### Text passage

The tour agency brought breakfast up to the Bolivian border, where it took about three hours to get through the immigration and customs checkpoints. On the Bolivian side, they demanded a bank statement and a yellow fever inoculation card, both of which we'd been told we wouldn't need. After much haggling and translation help from a Spanish woman in our group, they finally relented and stamped our passports.
While parts of Chile are as developed as the U.S., Bolivia is quite another story.
Once into Bolivia, our first stops were at Laguna Blanca and Laguna Verde, nestled between two volcanos at 14,000 feet. On this tour, I got an appreciation of the U.S. regulations for pilots on oxygen use. We slept at 12,000-14,000' and crossed one pass at 16,100. Walking up a slight incline got me winded with my heart pounding; the second day I was more acclimated.
The Dali Desert has surreal rock formations, and the "seven-colored mountains" across the valley reflect Bolivia's mineral wealth.
It's chilly at altitude, and the Termal de Polques hot springs warmed our bones.
The Solar de Manana geothermal field at 15,748 feet, with its steaming multicolored pools, gurgled and splashed. Our guide warned us to be very careful walking around them, because a wrong step had led others to an untimely end. With a strong wind, and being lightheaded from the altitude, I didn't get too close.

### Tasks
1) In the Bolivia travel account, rewrite the passage starting with "The Solar de" and going on through "get too close.", replacing "guide" with "driver".
2) According to the Bolivia travel account, how long did it take to get through the immigration and customs checkpoints at the Bolivian border?

### Provided data

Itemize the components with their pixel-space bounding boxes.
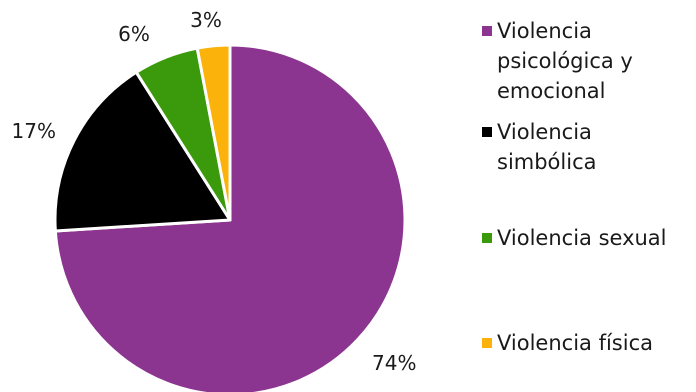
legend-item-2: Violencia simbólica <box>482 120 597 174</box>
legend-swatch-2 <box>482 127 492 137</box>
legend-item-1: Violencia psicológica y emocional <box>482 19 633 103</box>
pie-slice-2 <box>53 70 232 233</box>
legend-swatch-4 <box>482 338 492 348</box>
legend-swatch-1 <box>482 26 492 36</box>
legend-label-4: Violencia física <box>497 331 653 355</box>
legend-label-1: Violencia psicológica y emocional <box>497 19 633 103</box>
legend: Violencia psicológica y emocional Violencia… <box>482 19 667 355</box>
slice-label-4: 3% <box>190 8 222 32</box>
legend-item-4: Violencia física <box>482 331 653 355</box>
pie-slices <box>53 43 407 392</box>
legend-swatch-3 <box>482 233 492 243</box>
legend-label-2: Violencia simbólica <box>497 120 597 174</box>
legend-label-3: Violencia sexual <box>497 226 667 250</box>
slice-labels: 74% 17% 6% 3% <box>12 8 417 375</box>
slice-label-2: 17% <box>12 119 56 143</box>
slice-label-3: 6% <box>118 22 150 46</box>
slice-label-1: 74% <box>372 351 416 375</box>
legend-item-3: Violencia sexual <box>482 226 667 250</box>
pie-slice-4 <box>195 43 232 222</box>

* * *

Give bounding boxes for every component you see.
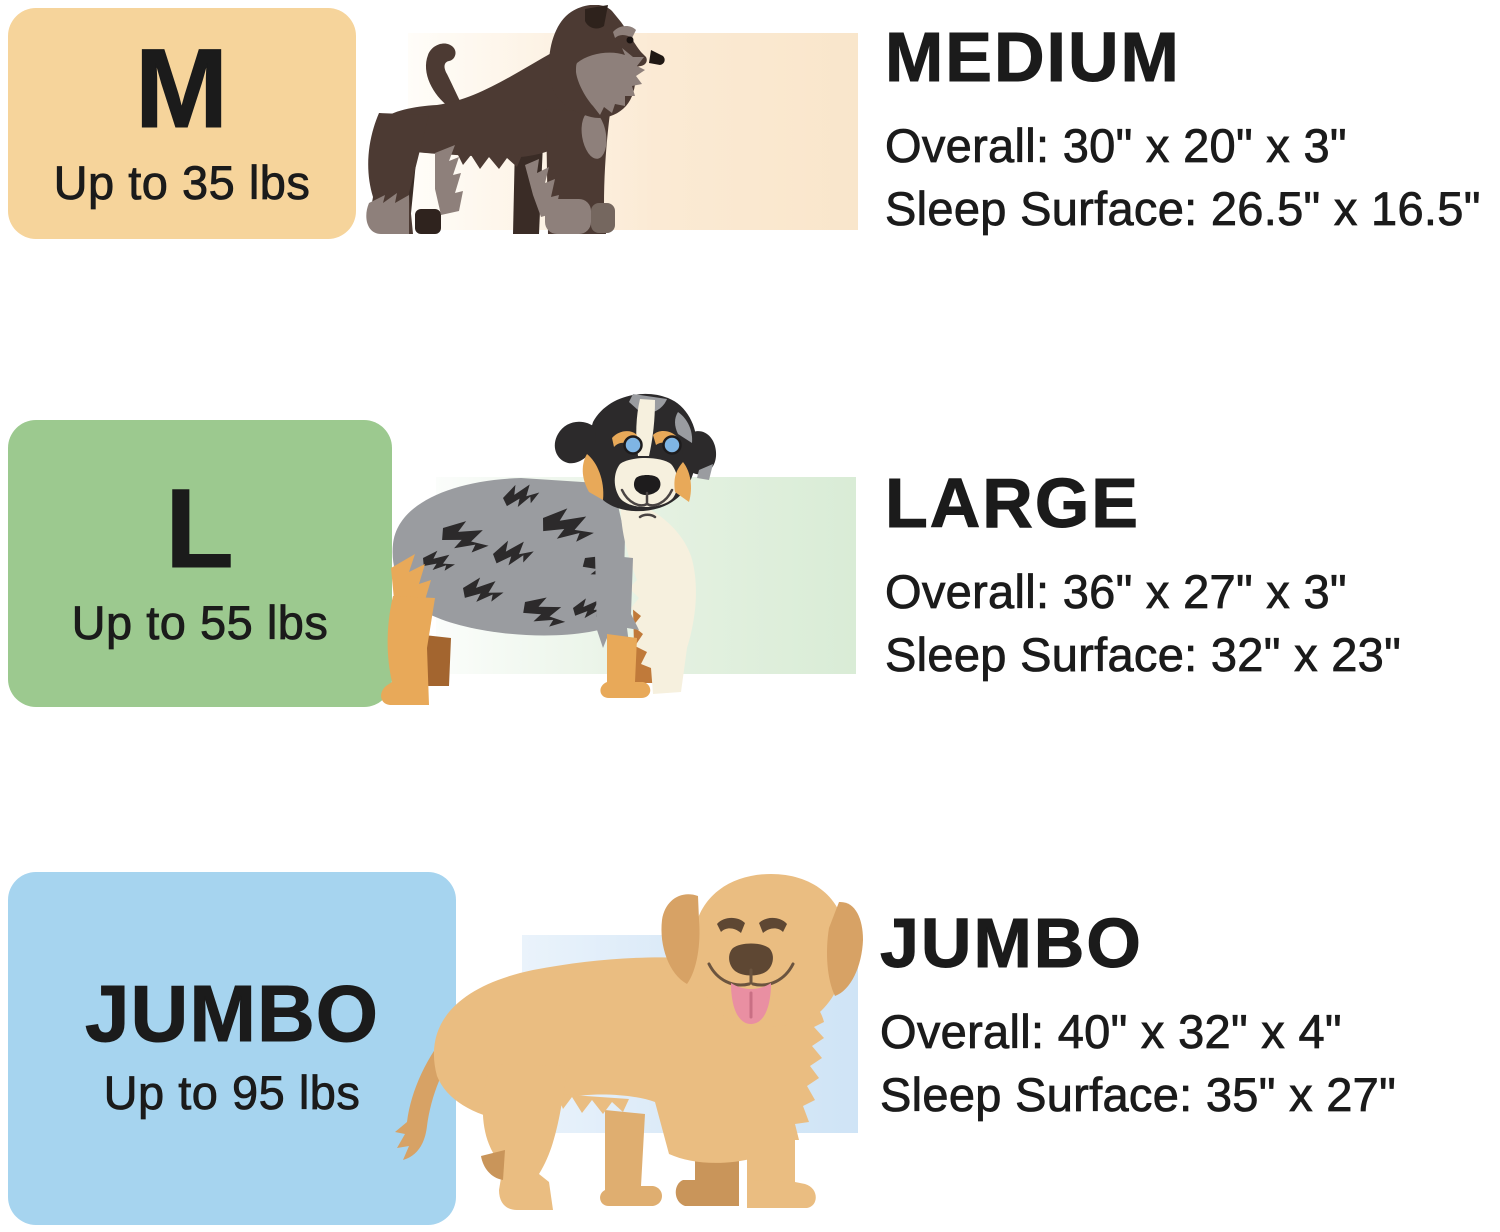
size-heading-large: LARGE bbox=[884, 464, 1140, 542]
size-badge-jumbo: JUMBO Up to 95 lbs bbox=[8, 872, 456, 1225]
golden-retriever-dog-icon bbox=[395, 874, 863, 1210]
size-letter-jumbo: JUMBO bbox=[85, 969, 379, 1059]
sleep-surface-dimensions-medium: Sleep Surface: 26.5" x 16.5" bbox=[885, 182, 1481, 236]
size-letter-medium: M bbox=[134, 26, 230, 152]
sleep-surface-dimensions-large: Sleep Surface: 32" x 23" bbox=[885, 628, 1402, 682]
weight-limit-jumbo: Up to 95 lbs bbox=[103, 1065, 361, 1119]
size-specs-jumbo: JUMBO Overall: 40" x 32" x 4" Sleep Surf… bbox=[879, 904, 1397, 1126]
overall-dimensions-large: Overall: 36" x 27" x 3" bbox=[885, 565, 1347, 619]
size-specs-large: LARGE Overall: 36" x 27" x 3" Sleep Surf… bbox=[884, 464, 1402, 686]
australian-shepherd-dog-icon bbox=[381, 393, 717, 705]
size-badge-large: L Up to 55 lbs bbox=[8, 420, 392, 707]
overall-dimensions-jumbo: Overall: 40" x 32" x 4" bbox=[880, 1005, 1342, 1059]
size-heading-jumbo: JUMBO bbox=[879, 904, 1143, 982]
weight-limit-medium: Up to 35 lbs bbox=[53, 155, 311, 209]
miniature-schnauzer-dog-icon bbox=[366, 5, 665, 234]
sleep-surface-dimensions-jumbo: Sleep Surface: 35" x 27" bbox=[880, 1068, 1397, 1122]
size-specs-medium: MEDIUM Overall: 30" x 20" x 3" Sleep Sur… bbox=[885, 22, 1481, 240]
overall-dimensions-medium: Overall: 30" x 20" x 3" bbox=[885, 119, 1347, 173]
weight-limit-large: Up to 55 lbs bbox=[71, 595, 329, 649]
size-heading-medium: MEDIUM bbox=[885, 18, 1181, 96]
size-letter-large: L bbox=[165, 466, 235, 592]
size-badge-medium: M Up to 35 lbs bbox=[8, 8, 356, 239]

### The replies
1)
The Solar de Manana geothermal field at 15,748 feet, with its steaming multicolored pools, gurgled and splashed. Our driver warned us to be very careful walking around them, because a wrong step had led others to an untimely end. With a strong wind, and being lightheaded from the altitude, I didn't get too close.

2) About three hours.